**The problem:** Tally the lines in the listing below that include "this". Answer with the count and nothing more.

Collection entries

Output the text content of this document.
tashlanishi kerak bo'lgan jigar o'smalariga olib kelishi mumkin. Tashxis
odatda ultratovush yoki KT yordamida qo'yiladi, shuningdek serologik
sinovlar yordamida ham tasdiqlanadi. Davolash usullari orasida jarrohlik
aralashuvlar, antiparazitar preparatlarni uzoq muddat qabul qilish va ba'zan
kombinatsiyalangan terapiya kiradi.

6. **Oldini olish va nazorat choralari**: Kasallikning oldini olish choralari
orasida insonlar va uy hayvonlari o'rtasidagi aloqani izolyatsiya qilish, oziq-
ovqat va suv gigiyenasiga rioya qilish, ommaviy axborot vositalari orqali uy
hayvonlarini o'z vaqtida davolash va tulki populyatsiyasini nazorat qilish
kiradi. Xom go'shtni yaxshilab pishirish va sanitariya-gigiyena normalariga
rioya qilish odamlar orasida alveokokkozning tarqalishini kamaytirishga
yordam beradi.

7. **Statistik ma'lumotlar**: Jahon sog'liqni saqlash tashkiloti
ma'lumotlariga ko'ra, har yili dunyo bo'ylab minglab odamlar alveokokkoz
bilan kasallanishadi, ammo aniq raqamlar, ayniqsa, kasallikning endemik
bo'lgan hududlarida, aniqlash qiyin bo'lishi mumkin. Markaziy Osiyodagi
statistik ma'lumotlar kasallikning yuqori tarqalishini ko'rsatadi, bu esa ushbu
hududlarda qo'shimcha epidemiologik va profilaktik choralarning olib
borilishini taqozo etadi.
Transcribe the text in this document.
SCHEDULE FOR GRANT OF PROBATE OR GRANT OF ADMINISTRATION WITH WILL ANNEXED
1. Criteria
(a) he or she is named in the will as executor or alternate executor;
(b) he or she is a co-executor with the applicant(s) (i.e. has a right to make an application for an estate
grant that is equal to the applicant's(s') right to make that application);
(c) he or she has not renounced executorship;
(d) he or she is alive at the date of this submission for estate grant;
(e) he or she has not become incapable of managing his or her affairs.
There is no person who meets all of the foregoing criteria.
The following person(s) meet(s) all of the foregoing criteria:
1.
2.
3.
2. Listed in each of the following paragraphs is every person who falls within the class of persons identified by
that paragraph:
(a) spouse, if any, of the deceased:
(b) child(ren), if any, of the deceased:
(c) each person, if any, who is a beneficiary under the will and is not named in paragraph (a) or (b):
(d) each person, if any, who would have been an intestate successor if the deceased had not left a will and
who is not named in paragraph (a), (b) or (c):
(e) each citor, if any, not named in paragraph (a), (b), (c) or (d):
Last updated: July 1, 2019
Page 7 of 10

**Full output:** 3